Prompt —
Pull out every line of the listing below where "color" appears.

(Rows from a dataset)
_ _ _
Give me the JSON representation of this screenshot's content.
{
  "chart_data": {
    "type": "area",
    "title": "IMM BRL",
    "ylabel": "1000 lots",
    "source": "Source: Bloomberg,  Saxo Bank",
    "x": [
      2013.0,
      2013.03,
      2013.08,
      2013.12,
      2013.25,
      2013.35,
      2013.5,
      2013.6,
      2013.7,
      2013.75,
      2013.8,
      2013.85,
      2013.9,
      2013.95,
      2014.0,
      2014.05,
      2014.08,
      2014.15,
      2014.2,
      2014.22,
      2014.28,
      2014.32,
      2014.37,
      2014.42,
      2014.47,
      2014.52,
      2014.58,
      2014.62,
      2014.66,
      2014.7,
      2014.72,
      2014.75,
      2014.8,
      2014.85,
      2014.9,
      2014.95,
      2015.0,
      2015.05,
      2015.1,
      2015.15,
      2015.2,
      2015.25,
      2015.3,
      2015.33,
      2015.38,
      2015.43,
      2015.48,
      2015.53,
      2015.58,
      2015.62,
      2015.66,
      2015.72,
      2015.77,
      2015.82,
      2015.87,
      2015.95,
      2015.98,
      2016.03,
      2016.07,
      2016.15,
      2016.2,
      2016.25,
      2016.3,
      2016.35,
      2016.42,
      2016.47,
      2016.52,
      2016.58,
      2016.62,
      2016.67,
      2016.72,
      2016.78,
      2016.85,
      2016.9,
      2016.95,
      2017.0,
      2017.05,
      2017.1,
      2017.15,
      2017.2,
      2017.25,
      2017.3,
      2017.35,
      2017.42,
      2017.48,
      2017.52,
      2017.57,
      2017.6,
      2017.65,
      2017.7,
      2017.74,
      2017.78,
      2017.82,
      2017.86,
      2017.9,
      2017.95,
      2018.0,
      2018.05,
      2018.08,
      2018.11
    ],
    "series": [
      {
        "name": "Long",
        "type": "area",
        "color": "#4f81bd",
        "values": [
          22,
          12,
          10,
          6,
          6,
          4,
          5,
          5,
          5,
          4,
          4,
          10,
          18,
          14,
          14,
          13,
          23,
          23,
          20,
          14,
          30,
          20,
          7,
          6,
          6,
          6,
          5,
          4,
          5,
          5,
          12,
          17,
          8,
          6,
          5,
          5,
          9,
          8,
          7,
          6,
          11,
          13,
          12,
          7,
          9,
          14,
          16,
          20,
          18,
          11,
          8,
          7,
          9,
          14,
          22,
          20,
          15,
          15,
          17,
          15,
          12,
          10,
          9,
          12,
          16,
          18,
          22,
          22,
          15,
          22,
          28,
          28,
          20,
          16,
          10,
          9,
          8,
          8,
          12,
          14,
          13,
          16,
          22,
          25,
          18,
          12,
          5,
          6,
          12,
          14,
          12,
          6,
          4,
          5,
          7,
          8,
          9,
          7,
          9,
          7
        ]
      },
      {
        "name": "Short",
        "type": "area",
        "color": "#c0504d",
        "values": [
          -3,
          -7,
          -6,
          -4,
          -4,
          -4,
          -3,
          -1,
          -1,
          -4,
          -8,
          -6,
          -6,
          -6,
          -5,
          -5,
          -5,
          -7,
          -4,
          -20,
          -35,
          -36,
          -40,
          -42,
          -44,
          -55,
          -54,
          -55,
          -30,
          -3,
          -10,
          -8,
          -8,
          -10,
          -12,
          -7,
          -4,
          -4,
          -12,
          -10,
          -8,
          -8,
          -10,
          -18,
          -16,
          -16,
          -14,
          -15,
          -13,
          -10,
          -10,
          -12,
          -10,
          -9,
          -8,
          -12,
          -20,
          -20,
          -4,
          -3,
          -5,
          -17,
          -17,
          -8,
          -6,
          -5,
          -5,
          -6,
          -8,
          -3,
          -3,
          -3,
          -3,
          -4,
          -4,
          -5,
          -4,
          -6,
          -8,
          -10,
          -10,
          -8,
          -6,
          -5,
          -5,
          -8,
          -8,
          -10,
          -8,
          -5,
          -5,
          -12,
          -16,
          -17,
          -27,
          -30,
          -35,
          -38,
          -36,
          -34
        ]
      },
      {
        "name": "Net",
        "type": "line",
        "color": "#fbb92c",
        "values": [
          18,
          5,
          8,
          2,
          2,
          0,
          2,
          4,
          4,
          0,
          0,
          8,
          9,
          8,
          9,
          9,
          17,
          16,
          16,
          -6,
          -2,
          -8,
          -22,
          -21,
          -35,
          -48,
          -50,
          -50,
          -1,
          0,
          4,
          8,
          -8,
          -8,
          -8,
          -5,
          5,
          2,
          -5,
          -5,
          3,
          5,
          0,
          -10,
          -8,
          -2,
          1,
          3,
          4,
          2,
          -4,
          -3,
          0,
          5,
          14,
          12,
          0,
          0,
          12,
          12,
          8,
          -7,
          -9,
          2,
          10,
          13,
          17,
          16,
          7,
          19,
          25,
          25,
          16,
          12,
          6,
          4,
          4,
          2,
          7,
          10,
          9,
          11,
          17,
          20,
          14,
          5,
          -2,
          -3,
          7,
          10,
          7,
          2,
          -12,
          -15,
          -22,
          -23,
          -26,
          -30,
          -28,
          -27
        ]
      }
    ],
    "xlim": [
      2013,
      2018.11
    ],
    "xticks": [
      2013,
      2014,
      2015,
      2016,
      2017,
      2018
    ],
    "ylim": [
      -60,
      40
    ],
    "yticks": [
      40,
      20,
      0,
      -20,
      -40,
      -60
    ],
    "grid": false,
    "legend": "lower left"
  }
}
_ _ _
Response for this exercise —
        "color": "#4f81bd",
        "color": "#c0504d",
        "color": "#fbb92c",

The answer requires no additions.